__RECORDS SHOWN__
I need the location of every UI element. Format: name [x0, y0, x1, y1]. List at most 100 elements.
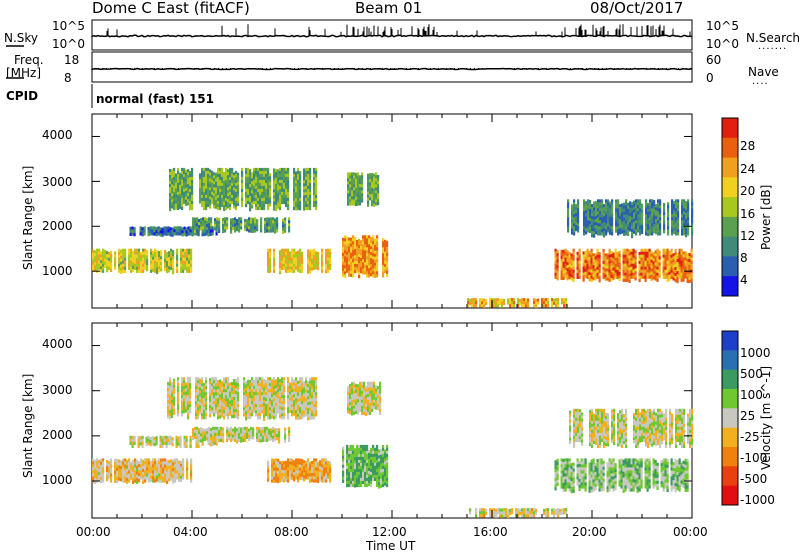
- heatmap-cell: [122, 269, 125, 273]
- heatmap-cell: [108, 266, 111, 270]
- heatmap-cell: [177, 194, 180, 199]
- heatmap-cell: [637, 226, 640, 230]
- heatmap-cell: [598, 267, 601, 271]
- heatmap-cell: [215, 196, 218, 200]
- heatmap-cell: [182, 269, 185, 273]
- heatmap-cell: [628, 276, 631, 280]
- heatmap-cell: [138, 467, 141, 471]
- heatmap-cell: [96, 464, 99, 468]
- heatmap-cell: [204, 223, 207, 227]
- heatmap-cell: [248, 223, 251, 227]
- heatmap-cell: [374, 271, 377, 275]
- heatmap-cell: [167, 382, 170, 386]
- heatmap-cell: [96, 467, 99, 471]
- heatmap-cell: [142, 471, 145, 475]
- heatmap-cell: [652, 252, 655, 256]
- heatmap-cell: [307, 182, 310, 187]
- heatmap-cell: [172, 465, 175, 469]
- heatmap-cell: [349, 193, 352, 197]
- heatmap-cell: [355, 196, 358, 201]
- heatmap-cell: [263, 206, 266, 211]
- heatmap-cell: [106, 466, 109, 470]
- heatmap-cell: [197, 389, 200, 393]
- heatmap-cell: [221, 381, 224, 385]
- heatmap-cell: [677, 232, 680, 236]
- heatmap-cell: [276, 223, 279, 227]
- heatmap-cell: [261, 185, 264, 190]
- heatmap-cell: [254, 220, 257, 224]
- heatmap-cell: [344, 244, 347, 248]
- heatmap-cell: [257, 416, 260, 420]
- heatmap-cell: [299, 266, 302, 270]
- heatmap-cell: [287, 188, 290, 193]
- heatmap-cell: [221, 173, 224, 178]
- heatmap-cell: [587, 199, 590, 203]
- heatmap-cell: [275, 186, 278, 191]
- heatmap-cell: [164, 261, 167, 266]
- heatmap-cell: [357, 190, 360, 194]
- heatmap-cell: [166, 459, 169, 463]
- heatmap-cell: [577, 205, 580, 209]
- heatmap-cell: [662, 266, 665, 270]
- heatmap-cell: [264, 432, 267, 436]
- heatmap-cell: [632, 257, 635, 261]
- heatmap-cell: [347, 187, 350, 191]
- heatmap-cell: [173, 408, 176, 412]
- heatmap-cell: [92, 264, 95, 268]
- heatmap-cell: [186, 461, 189, 465]
- heatmap-cell: [299, 260, 302, 264]
- heatmap-cell: [217, 404, 220, 408]
- heatmap-cell: [140, 464, 143, 468]
- heatmap-cell: [265, 200, 268, 205]
- heatmap-cell: [615, 211, 618, 215]
- heatmap-cell: [197, 407, 200, 411]
- heatmap-cell: [200, 218, 203, 222]
- heatmap-cell: [684, 257, 687, 261]
- heatmap-cell: [221, 414, 224, 418]
- heatmap-cell: [176, 248, 179, 252]
- heatmap-cell: [250, 226, 253, 230]
- heatmap-cell: [646, 257, 649, 261]
- heatmap-cell: [617, 217, 620, 221]
- heatmap-cell: [651, 220, 654, 224]
- heatmap-cell: [576, 269, 579, 273]
- heatmap-cell: [598, 264, 601, 268]
- heatmap-cell: [225, 197, 228, 202]
- heatmap-cell: [100, 479, 103, 483]
- heatmap-cell: [200, 433, 203, 437]
- heatmap-cell: [556, 253, 559, 257]
- heatmap-cell: [167, 394, 170, 398]
- heatmap-cell: [185, 199, 188, 203]
- nave-dot: [358, 68, 359, 69]
- heatmap-cell: [615, 223, 618, 227]
- heatmap-cell: [128, 470, 131, 474]
- nave-dot: [498, 68, 499, 69]
- heatmap-cell: [205, 176, 208, 181]
- heatmap-cell: [609, 204, 612, 208]
- heatmap-cell: [560, 261, 563, 265]
- heatmap-cell: [283, 257, 286, 261]
- heatmap-cell: [168, 263, 171, 267]
- heatmap-cell: [137, 444, 140, 448]
- heatmap-cell: [281, 389, 284, 393]
- heatmap-cell: [356, 243, 359, 247]
- heatmap-cell: [370, 273, 373, 277]
- heatmap-cell: [249, 172, 252, 176]
- heatmap-cell: [283, 254, 286, 258]
- heatmap-cell: [674, 276, 677, 280]
- heatmap-cell: [349, 202, 352, 206]
- heatmap-cell: [245, 381, 248, 385]
- heatmap-cell: [367, 200, 370, 204]
- heatmap-cell: [137, 441, 140, 445]
- heatmap-cell: [570, 262, 573, 266]
- heatmap-cell: [197, 392, 200, 396]
- heatmap-cell: [169, 383, 172, 387]
- nave-dot: [446, 68, 447, 69]
- heatmap-cell: [576, 254, 579, 258]
- heatmap-cell: [551, 304, 554, 308]
- heatmap-cell: [167, 388, 170, 392]
- heatmap-cell: [245, 185, 248, 190]
- heatmap-cell: [195, 404, 198, 408]
- heatmap-cell: [175, 200, 178, 204]
- heatmap-cell: [259, 395, 262, 399]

__WHAT YOU SHOULD DO__
Reproduce the lines from the one containing "- heatmap-cell: [122, 269, 125, 273]" to the one containing "- heatmap-cell: [217, 404, 220, 408]", replacing "heatmap-cell" with "grid-cell" and leaving everything else unchanged.

__EXPECTED OUTPUT__
- grid-cell: [122, 269, 125, 273]
- grid-cell: [108, 266, 111, 270]
- grid-cell: [177, 194, 180, 199]
- grid-cell: [637, 226, 640, 230]
- grid-cell: [598, 267, 601, 271]
- grid-cell: [215, 196, 218, 200]
- grid-cell: [182, 269, 185, 273]
- grid-cell: [628, 276, 631, 280]
- grid-cell: [138, 467, 141, 471]
- grid-cell: [96, 464, 99, 468]
- grid-cell: [204, 223, 207, 227]
- grid-cell: [248, 223, 251, 227]
- grid-cell: [374, 271, 377, 275]
- grid-cell: [167, 382, 170, 386]
- grid-cell: [96, 467, 99, 471]
- grid-cell: [142, 471, 145, 475]
- grid-cell: [652, 252, 655, 256]
- grid-cell: [307, 182, 310, 187]
- grid-cell: [172, 465, 175, 469]
- grid-cell: [349, 193, 352, 197]
- grid-cell: [355, 196, 358, 201]
- grid-cell: [263, 206, 266, 211]
- grid-cell: [106, 466, 109, 470]
- grid-cell: [197, 389, 200, 393]
- grid-cell: [221, 381, 224, 385]
- grid-cell: [677, 232, 680, 236]
- grid-cell: [276, 223, 279, 227]
- grid-cell: [261, 185, 264, 190]
- grid-cell: [254, 220, 257, 224]
- grid-cell: [344, 244, 347, 248]
- grid-cell: [257, 416, 260, 420]
- grid-cell: [299, 266, 302, 270]
- grid-cell: [287, 188, 290, 193]
- grid-cell: [221, 173, 224, 178]
- grid-cell: [587, 199, 590, 203]
- grid-cell: [275, 186, 278, 191]
- grid-cell: [164, 261, 167, 266]
- grid-cell: [357, 190, 360, 194]
- grid-cell: [166, 459, 169, 463]
- grid-cell: [577, 205, 580, 209]
- grid-cell: [662, 266, 665, 270]
- grid-cell: [264, 432, 267, 436]
- grid-cell: [632, 257, 635, 261]
- grid-cell: [347, 187, 350, 191]
- grid-cell: [173, 408, 176, 412]
- grid-cell: [92, 264, 95, 268]
- grid-cell: [186, 461, 189, 465]
- grid-cell: [299, 260, 302, 264]
- grid-cell: [217, 404, 220, 408]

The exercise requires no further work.